--- Begin Material provided ---

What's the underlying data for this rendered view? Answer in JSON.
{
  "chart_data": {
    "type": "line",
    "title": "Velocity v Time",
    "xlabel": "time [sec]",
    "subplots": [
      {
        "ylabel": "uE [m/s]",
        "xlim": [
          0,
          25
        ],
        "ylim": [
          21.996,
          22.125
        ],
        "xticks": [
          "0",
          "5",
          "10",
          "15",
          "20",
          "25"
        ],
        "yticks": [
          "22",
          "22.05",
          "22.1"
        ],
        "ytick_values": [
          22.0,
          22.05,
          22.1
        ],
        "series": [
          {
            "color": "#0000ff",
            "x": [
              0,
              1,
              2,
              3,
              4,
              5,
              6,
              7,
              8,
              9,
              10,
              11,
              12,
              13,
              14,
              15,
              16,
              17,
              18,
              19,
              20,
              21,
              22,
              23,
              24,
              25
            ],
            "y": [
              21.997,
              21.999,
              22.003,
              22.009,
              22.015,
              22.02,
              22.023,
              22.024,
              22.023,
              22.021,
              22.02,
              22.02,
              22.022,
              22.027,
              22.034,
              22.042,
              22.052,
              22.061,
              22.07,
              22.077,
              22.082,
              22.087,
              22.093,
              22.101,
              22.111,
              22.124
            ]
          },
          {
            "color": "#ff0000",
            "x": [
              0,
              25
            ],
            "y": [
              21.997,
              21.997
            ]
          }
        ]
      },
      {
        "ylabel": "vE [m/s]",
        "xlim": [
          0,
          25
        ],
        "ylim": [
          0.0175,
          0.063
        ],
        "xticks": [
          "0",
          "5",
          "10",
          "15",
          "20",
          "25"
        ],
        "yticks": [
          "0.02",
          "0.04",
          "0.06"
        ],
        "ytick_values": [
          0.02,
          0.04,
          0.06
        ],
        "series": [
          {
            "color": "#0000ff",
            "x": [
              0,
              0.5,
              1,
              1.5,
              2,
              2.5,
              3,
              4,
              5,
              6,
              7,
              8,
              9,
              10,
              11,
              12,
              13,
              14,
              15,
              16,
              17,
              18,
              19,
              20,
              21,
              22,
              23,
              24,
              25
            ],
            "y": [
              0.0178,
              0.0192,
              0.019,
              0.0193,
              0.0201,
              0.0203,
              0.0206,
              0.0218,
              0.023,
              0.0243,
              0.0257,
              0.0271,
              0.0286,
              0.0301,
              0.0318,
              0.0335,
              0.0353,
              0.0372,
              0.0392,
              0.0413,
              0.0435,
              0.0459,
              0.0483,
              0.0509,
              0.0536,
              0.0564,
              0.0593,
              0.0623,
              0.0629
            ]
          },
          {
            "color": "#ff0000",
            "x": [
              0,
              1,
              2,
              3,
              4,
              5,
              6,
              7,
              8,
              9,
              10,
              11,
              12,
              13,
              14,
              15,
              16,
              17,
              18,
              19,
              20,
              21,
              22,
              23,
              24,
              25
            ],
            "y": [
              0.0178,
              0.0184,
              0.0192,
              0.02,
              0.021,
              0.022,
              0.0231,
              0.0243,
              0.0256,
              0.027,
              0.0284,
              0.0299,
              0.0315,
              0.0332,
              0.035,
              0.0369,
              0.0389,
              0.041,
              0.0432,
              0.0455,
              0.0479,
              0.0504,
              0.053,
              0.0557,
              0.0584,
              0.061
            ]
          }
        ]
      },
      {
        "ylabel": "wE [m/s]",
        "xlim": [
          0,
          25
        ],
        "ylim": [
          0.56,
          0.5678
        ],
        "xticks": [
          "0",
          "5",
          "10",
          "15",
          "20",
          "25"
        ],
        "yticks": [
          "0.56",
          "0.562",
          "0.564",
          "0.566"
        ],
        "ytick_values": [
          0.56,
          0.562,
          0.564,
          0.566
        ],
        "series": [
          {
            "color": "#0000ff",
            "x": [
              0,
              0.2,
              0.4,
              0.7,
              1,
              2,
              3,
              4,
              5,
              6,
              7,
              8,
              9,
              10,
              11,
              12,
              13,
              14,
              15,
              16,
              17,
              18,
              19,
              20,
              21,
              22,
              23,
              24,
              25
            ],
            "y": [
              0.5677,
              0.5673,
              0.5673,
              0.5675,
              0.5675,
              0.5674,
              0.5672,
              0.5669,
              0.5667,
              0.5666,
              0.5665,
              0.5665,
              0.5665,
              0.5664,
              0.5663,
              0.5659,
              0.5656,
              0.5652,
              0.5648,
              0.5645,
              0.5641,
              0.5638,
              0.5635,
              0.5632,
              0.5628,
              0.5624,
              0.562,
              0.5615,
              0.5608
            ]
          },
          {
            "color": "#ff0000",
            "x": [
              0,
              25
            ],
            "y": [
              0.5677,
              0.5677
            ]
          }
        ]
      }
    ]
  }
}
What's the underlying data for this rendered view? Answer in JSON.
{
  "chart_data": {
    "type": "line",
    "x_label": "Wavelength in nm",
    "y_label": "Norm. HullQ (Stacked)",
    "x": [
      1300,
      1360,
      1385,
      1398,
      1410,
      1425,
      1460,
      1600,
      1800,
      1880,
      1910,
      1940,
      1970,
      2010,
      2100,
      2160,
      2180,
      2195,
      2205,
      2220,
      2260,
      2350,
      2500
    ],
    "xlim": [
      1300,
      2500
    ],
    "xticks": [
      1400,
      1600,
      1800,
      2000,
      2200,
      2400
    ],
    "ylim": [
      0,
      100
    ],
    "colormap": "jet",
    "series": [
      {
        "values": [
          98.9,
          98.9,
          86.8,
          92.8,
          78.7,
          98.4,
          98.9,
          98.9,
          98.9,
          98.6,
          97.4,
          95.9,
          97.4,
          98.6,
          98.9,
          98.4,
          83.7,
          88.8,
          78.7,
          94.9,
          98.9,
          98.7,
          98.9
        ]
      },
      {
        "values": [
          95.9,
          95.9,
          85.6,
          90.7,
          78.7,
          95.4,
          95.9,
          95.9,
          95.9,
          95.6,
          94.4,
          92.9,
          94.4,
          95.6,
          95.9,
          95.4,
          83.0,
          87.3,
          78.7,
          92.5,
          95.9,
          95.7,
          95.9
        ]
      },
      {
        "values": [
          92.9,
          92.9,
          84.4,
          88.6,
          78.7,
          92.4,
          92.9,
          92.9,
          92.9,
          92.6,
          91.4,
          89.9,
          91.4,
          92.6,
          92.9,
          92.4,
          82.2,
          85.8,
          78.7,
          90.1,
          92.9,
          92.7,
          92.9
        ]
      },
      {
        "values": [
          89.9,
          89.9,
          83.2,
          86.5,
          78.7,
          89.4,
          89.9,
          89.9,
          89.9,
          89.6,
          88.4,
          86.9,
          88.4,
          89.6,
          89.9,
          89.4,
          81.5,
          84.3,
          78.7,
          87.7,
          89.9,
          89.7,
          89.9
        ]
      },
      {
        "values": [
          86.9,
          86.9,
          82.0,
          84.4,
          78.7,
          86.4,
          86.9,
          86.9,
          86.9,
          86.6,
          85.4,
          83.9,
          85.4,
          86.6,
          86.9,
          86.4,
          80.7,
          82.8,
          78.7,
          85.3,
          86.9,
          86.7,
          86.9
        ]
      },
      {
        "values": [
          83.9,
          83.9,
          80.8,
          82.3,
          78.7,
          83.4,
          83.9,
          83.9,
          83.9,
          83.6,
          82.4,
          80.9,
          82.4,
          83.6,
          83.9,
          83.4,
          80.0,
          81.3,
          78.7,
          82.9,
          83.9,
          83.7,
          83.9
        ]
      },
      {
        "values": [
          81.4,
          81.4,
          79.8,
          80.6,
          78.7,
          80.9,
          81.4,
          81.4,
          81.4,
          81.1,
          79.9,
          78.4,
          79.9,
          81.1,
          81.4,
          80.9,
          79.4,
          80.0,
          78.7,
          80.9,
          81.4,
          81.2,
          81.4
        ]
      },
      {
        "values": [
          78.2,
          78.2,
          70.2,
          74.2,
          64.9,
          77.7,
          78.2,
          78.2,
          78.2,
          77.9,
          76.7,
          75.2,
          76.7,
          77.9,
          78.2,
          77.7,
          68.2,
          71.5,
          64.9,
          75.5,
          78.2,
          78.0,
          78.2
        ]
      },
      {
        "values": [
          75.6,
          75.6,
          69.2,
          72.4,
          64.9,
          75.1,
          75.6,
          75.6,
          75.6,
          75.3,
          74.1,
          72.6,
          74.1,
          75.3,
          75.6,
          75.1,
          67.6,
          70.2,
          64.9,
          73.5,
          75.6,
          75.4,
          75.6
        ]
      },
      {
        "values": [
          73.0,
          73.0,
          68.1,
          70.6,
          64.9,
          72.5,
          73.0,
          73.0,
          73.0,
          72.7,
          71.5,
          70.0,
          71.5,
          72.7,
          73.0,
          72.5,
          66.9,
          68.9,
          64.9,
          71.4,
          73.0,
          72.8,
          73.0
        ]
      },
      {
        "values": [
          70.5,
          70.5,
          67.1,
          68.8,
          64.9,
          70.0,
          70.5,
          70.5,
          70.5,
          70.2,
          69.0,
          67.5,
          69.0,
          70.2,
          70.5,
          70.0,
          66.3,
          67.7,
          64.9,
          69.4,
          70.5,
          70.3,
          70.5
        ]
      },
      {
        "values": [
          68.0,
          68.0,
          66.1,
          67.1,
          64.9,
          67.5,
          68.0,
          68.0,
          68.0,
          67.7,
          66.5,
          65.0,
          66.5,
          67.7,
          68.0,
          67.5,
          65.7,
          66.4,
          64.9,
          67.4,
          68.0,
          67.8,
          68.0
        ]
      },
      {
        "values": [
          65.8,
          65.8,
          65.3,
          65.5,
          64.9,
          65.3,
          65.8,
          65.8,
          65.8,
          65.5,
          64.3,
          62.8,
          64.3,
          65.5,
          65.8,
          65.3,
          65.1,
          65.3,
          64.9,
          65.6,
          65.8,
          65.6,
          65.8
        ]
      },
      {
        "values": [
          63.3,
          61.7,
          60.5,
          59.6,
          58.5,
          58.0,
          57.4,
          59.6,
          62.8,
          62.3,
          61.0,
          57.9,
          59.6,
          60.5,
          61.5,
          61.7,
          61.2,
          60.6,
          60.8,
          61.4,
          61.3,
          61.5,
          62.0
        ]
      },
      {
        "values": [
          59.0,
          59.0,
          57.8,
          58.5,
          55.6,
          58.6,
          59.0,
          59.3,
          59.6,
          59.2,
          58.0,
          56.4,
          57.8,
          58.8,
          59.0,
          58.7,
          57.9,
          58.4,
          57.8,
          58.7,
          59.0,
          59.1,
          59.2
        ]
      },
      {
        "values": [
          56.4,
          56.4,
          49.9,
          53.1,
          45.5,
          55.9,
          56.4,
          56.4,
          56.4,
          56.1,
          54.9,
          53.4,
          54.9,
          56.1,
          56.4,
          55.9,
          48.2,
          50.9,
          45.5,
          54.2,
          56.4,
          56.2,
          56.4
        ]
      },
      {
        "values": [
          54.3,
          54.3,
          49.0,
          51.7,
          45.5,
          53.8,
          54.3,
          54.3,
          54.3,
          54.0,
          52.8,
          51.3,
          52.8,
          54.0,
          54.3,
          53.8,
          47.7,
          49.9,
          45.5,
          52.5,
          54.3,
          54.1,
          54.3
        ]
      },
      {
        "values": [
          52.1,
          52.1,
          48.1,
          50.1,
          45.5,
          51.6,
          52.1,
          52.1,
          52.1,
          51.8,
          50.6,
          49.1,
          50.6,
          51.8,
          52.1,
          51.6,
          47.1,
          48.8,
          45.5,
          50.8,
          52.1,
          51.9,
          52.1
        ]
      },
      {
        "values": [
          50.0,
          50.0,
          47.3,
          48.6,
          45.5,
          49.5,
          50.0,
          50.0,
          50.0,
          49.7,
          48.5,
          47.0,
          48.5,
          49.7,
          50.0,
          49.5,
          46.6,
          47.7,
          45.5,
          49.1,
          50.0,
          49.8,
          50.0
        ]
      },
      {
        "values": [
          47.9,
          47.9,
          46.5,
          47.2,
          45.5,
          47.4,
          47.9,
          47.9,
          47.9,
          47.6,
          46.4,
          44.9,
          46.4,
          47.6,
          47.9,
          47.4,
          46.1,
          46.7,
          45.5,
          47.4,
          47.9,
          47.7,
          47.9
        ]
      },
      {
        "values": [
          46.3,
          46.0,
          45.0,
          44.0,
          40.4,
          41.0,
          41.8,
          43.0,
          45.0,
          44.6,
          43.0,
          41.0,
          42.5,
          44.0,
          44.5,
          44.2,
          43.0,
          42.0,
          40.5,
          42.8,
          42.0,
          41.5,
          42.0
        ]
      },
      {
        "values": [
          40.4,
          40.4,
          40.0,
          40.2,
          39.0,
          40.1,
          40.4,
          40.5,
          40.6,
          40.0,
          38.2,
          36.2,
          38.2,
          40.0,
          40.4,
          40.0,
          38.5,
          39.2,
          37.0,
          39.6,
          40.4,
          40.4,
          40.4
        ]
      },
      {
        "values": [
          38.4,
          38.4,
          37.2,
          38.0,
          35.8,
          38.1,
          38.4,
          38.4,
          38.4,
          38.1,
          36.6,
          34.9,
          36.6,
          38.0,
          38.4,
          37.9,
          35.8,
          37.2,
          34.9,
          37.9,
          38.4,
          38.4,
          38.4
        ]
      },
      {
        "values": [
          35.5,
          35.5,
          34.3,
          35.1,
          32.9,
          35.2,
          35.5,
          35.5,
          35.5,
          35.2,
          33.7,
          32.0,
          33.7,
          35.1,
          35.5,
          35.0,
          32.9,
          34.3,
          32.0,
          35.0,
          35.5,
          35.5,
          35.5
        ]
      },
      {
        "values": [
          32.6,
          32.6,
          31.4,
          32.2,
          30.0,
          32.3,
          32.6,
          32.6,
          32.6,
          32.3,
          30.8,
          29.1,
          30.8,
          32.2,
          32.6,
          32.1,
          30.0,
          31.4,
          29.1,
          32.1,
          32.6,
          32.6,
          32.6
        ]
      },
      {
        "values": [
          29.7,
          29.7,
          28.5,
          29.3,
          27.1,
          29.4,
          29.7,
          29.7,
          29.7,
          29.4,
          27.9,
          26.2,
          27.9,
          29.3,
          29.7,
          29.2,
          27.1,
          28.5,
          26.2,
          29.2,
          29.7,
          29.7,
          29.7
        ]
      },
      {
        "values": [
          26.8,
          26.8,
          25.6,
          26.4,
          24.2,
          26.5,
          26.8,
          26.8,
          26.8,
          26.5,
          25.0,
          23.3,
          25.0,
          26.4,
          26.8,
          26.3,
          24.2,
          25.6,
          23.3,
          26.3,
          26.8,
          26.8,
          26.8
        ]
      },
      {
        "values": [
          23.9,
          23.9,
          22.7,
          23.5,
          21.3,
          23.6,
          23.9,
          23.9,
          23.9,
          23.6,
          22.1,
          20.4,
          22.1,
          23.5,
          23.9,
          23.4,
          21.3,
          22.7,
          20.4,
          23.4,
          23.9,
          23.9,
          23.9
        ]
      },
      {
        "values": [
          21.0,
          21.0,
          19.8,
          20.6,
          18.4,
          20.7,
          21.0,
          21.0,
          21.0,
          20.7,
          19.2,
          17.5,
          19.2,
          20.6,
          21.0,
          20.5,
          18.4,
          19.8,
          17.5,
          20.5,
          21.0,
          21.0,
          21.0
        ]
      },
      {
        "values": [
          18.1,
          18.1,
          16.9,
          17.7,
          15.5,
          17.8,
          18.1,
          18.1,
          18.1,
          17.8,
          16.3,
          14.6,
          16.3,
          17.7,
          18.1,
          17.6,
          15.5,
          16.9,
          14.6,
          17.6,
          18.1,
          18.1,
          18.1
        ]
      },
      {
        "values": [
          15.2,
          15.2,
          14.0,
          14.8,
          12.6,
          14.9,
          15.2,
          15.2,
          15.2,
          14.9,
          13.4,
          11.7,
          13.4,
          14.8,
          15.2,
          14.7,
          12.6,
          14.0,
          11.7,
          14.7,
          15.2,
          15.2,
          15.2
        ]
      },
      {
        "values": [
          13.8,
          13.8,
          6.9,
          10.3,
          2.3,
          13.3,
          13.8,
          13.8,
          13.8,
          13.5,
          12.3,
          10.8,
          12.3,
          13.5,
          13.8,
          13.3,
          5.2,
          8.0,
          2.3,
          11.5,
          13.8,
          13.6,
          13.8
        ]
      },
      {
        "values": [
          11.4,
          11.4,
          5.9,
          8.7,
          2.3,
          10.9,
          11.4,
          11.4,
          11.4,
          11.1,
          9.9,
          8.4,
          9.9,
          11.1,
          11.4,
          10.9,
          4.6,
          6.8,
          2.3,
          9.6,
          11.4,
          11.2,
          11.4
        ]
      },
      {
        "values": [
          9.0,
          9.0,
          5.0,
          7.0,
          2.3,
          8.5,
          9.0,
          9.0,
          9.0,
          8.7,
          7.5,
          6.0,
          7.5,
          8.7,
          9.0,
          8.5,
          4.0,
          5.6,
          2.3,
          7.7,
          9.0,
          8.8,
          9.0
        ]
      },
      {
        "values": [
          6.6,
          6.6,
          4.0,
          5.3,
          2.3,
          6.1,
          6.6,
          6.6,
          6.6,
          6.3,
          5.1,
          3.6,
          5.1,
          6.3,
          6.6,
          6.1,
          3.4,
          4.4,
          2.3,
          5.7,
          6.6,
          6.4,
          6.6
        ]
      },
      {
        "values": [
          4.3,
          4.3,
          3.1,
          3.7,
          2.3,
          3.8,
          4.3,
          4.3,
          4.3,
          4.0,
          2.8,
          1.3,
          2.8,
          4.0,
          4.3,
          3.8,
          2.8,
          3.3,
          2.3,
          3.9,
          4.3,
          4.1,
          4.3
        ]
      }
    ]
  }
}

--- End Material provided ---

→ **Requirement**
State the count of lines with the word "ylabel" in them, and write nothing else.

→ **Full response**
3